— start of Source records —

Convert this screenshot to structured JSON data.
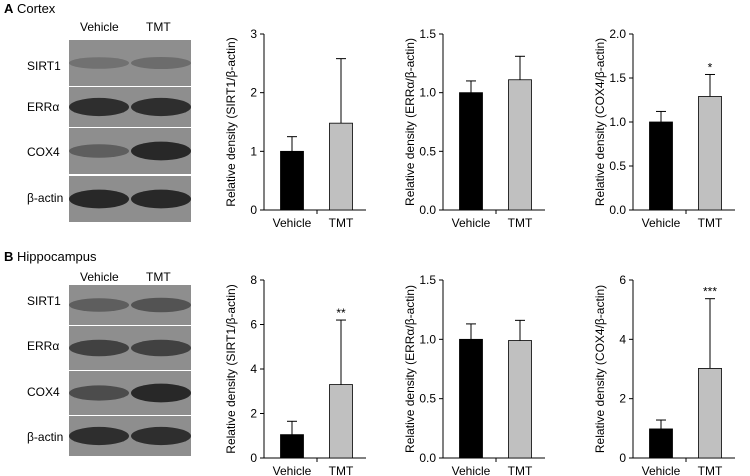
{
  "panels": [
    {
      "letter": "A",
      "title": "Cortex",
      "blot": {
        "columns": [
          "Vehicle",
          "TMT"
        ],
        "rows": [
          {
            "label": "SIRT1",
            "intensity": [
              0.3,
              0.34
            ]
          },
          {
            "label": "ERRα",
            "intensity": [
              0.85,
              0.85
            ]
          },
          {
            "label": "COX4",
            "intensity": [
              0.45,
              0.9
            ]
          },
          {
            "label": "β-actin",
            "intensity": [
              0.9,
              0.9
            ]
          }
        ]
      }
    },
    {
      "letter": "B",
      "title": "Hippocampus",
      "blot": {
        "columns": [
          "Vehicle",
          "TMT"
        ],
        "rows": [
          {
            "label": "SIRT1",
            "intensity": [
              0.45,
              0.55
            ]
          },
          {
            "label": "ERRα",
            "intensity": [
              0.7,
              0.7
            ]
          },
          {
            "label": "COX4",
            "intensity": [
              0.6,
              0.9
            ]
          },
          {
            "label": "β-actin",
            "intensity": [
              0.85,
              0.85
            ]
          }
        ]
      }
    }
  ],
  "chart_data": [
    {
      "type": "bar",
      "panel": "A",
      "ylabel": "Relative density (SIRT1/β-actin)",
      "categories": [
        "Vehicle",
        "TMT"
      ],
      "values": [
        1.0,
        1.48
      ],
      "errors": [
        0.25,
        1.1
      ],
      "ylim": [
        0,
        3
      ],
      "yticks": [
        "0",
        "1",
        "2",
        "3"
      ],
      "significance": [
        "",
        ""
      ],
      "colors": [
        "#000000",
        "#c0c0c0"
      ]
    },
    {
      "type": "bar",
      "panel": "A",
      "ylabel": "Relative density (ERRα/β-actin)",
      "categories": [
        "Vehicle",
        "TMT"
      ],
      "values": [
        1.0,
        1.11
      ],
      "errors": [
        0.1,
        0.2
      ],
      "ylim": [
        0,
        1.5
      ],
      "yticks": [
        "0.0",
        "0.5",
        "1.0",
        "1.5"
      ],
      "significance": [
        "",
        ""
      ],
      "colors": [
        "#000000",
        "#c0c0c0"
      ]
    },
    {
      "type": "bar",
      "panel": "A",
      "ylabel": "Relative density (COX4/β-actin)",
      "categories": [
        "Vehicle",
        "TMT"
      ],
      "values": [
        1.0,
        1.29
      ],
      "errors": [
        0.12,
        0.25
      ],
      "ylim": [
        0,
        2.0
      ],
      "yticks": [
        "0.0",
        "0.5",
        "1.0",
        "1.5",
        "2.0"
      ],
      "significance": [
        "",
        "*"
      ],
      "colors": [
        "#000000",
        "#c0c0c0"
      ]
    },
    {
      "type": "bar",
      "panel": "B",
      "ylabel": "Relative density (SIRT1/β-actin)",
      "categories": [
        "Vehicle",
        "TMT"
      ],
      "values": [
        1.05,
        3.3
      ],
      "errors": [
        0.6,
        2.9
      ],
      "ylim": [
        0,
        8
      ],
      "yticks": [
        "0",
        "2",
        "4",
        "6",
        "8"
      ],
      "significance": [
        "",
        "**"
      ],
      "colors": [
        "#000000",
        "#c0c0c0"
      ]
    },
    {
      "type": "bar",
      "panel": "B",
      "ylabel": "Relative density (ERRα/β-actin)",
      "categories": [
        "Vehicle",
        "TMT"
      ],
      "values": [
        1.0,
        0.99
      ],
      "errors": [
        0.13,
        0.17
      ],
      "ylim": [
        0,
        1.5
      ],
      "yticks": [
        "0.0",
        "0.5",
        "1.0",
        "1.5"
      ],
      "significance": [
        "",
        ""
      ],
      "colors": [
        "#000000",
        "#c0c0c0"
      ]
    },
    {
      "type": "bar",
      "panel": "B",
      "ylabel": "Relative density (COX4/β-actin)",
      "categories": [
        "Vehicle",
        "TMT"
      ],
      "values": [
        0.98,
        3.02
      ],
      "errors": [
        0.3,
        2.35
      ],
      "ylim": [
        0,
        6
      ],
      "yticks": [
        "0",
        "2",
        "4",
        "6"
      ],
      "significance": [
        "",
        "***"
      ],
      "colors": [
        "#000000",
        "#c0c0c0"
      ]
    }
  ]
}
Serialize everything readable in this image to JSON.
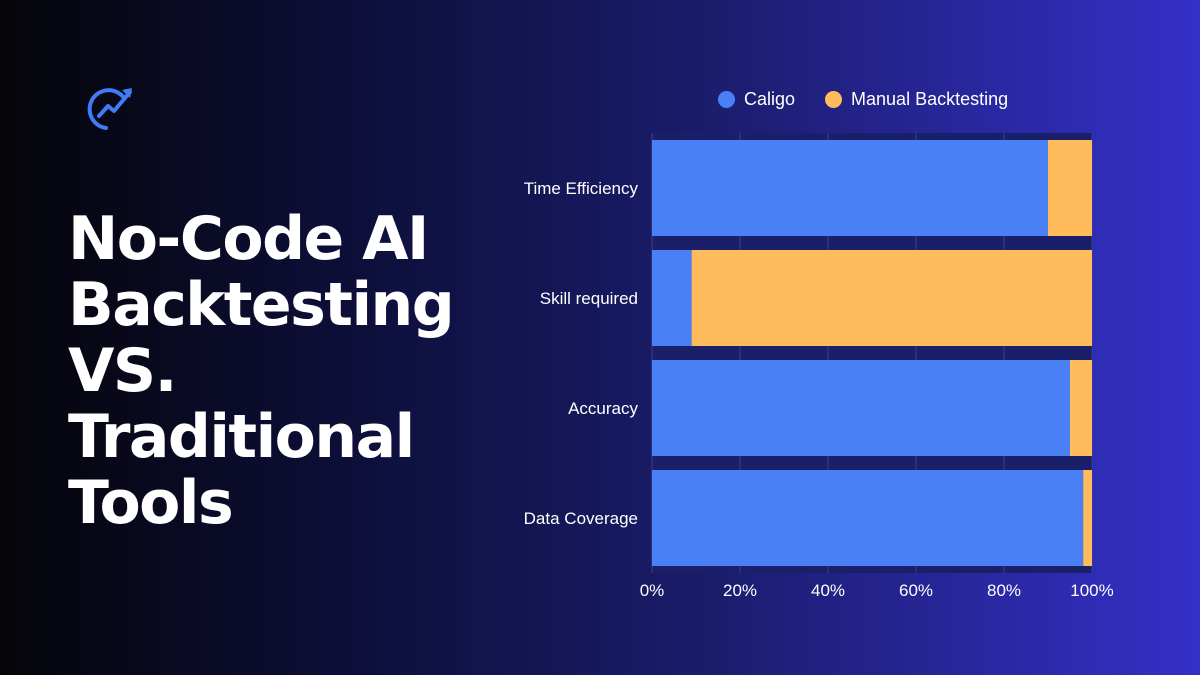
{
  "headline": {
    "lines": [
      "No-Code AI",
      "Backtesting",
      "VS.",
      "Traditional",
      "Tools"
    ]
  },
  "logo": {
    "icon": "chart-growth-arrow-icon",
    "color": "#3f7cf5"
  },
  "colors": {
    "caligo": "#4a80f6",
    "manual": "#ffbb5c",
    "gridline": "#3a3f8a",
    "band": "#1a1f6a"
  },
  "chart_data": {
    "type": "bar",
    "orientation": "horizontal",
    "stacked": true,
    "normalized": true,
    "categories": [
      "Time Efficiency",
      "Skill required",
      "Accuracy",
      "Data Coverage"
    ],
    "series": [
      {
        "name": "Caligo",
        "values": [
          90,
          9,
          95,
          98
        ]
      },
      {
        "name": "Manual Backtesting",
        "values": [
          10,
          91,
          5,
          2
        ]
      }
    ],
    "xticks": [
      "0%",
      "20%",
      "40%",
      "60%",
      "80%",
      "100%"
    ],
    "xlim": [
      0,
      100
    ],
    "legend_position": "top",
    "grid": true
  }
}
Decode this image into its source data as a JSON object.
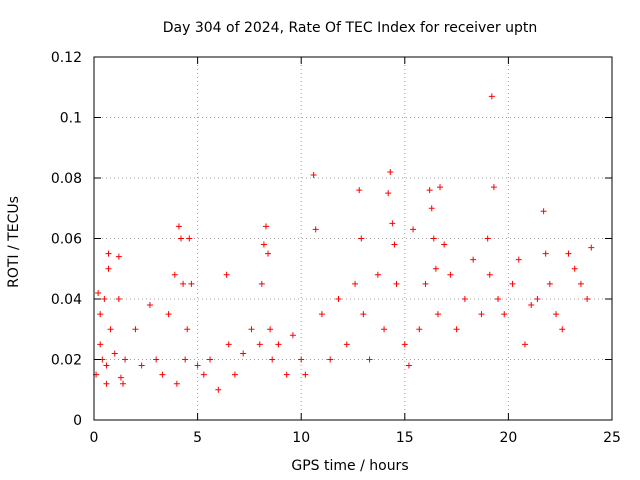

— end of Source records —

## Stated task
Repeat the records word for word. Any picture in them should be left out.

## Correct result
Convert this screenshot to structured JSON data.
{
  "panels": [
    {
      "letter": "A",
      "title": "Cortex",
      "blot": {
        "columns": [
          "Vehicle",
          "TMT"
        ],
        "rows": [
          {
            "label": "SIRT1",
            "intensity": [
              0.3,
              0.34
            ]
          },
          {
            "label": "ERRα",
            "intensity": [
              0.85,
              0.85
            ]
          },
          {
            "label": "COX4",
            "intensity": [
              0.45,
              0.9
            ]
          },
          {
            "label": "β-actin",
            "intensity": [
              0.9,
              0.9
            ]
          }
        ]
      }
    },
    {
      "letter": "B",
      "title": "Hippocampus",
      "blot": {
        "columns": [
          "Vehicle",
          "TMT"
        ],
        "rows": [
          {
            "label": "SIRT1",
            "intensity": [
              0.45,
              0.55
            ]
          },
          {
            "label": "ERRα",
            "intensity": [
              0.7,
              0.7
            ]
          },
          {
            "label": "COX4",
            "intensity": [
              0.6,
              0.9
            ]
          },
          {
            "label": "β-actin",
            "intensity": [
              0.85,
              0.85
            ]
          }
        ]
      }
    }
  ],
  "chart_data": [
    {
      "type": "bar",
      "panel": "A",
      "ylabel": "Relative density (SIRT1/β-actin)",
      "categories": [
        "Vehicle",
        "TMT"
      ],
      "values": [
        1.0,
        1.48
      ],
      "errors": [
        0.25,
        1.1
      ],
      "ylim": [
        0,
        3
      ],
      "yticks": [
        "0",
        "1",
        "2",
        "3"
      ],
      "significance": [
        "",
        ""
      ],
      "colors": [
        "#000000",
        "#c0c0c0"
      ]
    },
    {
      "type": "bar",
      "panel": "A",
      "ylabel": "Relative density (ERRα/β-actin)",
      "categories": [
        "Vehicle",
        "TMT"
      ],
      "values": [
        1.0,
        1.11
      ],
      "errors": [
        0.1,
        0.2
      ],
      "ylim": [
        0,
        1.5
      ],
      "yticks": [
        "0.0",
        "0.5",
        "1.0",
        "1.5"
      ],
      "significance": [
        "",
        ""
      ],
      "colors": [
        "#000000",
        "#c0c0c0"
      ]
    },
    {
      "type": "bar",
      "panel": "A",
      "ylabel": "Relative density (COX4/β-actin)",
      "categories": [
        "Vehicle",
        "TMT"
      ],
      "values": [
        1.0,
        1.29
      ],
      "errors": [
        0.12,
        0.25
      ],
      "ylim": [
        0,
        2.0
      ],
      "yticks": [
        "0.0",
        "0.5",
        "1.0",
        "1.5",
        "2.0"
      ],
      "significance": [
        "",
        "*"
      ],
      "colors": [
        "#000000",
        "#c0c0c0"
      ]
    },
    {
      "type": "bar",
      "panel": "B",
      "ylabel": "Relative density (SIRT1/β-actin)",
      "categories": [
        "Vehicle",
        "TMT"
      ],
      "values": [
        1.05,
        3.3
      ],
      "errors": [
        0.6,
        2.9
      ],
      "ylim": [
        0,
        8
      ],
      "yticks": [
        "0",
        "2",
        "4",
        "6",
        "8"
      ],
      "significance": [
        "",
        "**"
      ],
      "colors": [
        "#000000",
        "#c0c0c0"
      ]
    },
    {
      "type": "bar",
      "panel": "B",
      "ylabel": "Relative density (ERRα/β-actin)",
      "categories": [
        "Vehicle",
        "TMT"
      ],
      "values": [
        1.0,
        0.99
      ],
      "errors": [
        0.13,
        0.17
      ],
      "ylim": [
        0,
        1.5
      ],
      "yticks": [
        "0.0",
        "0.5",
        "1.0",
        "1.5"
      ],
      "significance": [
        "",
        ""
      ],
      "colors": [
        "#000000",
        "#c0c0c0"
      ]
    },
    {
      "type": "bar",
      "panel": "B",
      "ylabel": "Relative density (COX4/β-actin)",
      "categories": [
        "Vehicle",
        "TMT"
      ],
      "values": [
        0.98,
        3.02
      ],
      "errors": [
        0.3,
        2.35
      ],
      "ylim": [
        0,
        6
      ],
      "yticks": [
        "0",
        "2",
        "4",
        "6"
      ],
      "significance": [
        "",
        "***"
      ],
      "colors": [
        "#000000",
        "#c0c0c0"
      ]
    }
  ]
}
Serialize everything readable in this image to JSON.
{
  "headline": {
    "lines": [
      "No-Code AI",
      "Backtesting",
      "VS.",
      "Traditional",
      "Tools"
    ]
  },
  "logo": {
    "icon": "chart-growth-arrow-icon",
    "color": "#3f7cf5"
  },
  "colors": {
    "caligo": "#4a80f6",
    "manual": "#ffbb5c",
    "gridline": "#3a3f8a",
    "band": "#1a1f6a"
  },
  "chart_data": {
    "type": "bar",
    "orientation": "horizontal",
    "stacked": true,
    "normalized": true,
    "categories": [
      "Time Efficiency",
      "Skill required",
      "Accuracy",
      "Data Coverage"
    ],
    "series": [
      {
        "name": "Caligo",
        "values": [
          90,
          9,
          95,
          98
        ]
      },
      {
        "name": "Manual Backtesting",
        "values": [
          10,
          91,
          5,
          2
        ]
      }
    ],
    "xticks": [
      "0%",
      "20%",
      "40%",
      "60%",
      "80%",
      "100%"
    ],
    "xlim": [
      0,
      100
    ],
    "legend_position": "top",
    "grid": true
  }
}
Decode this image into its source data as a JSON object.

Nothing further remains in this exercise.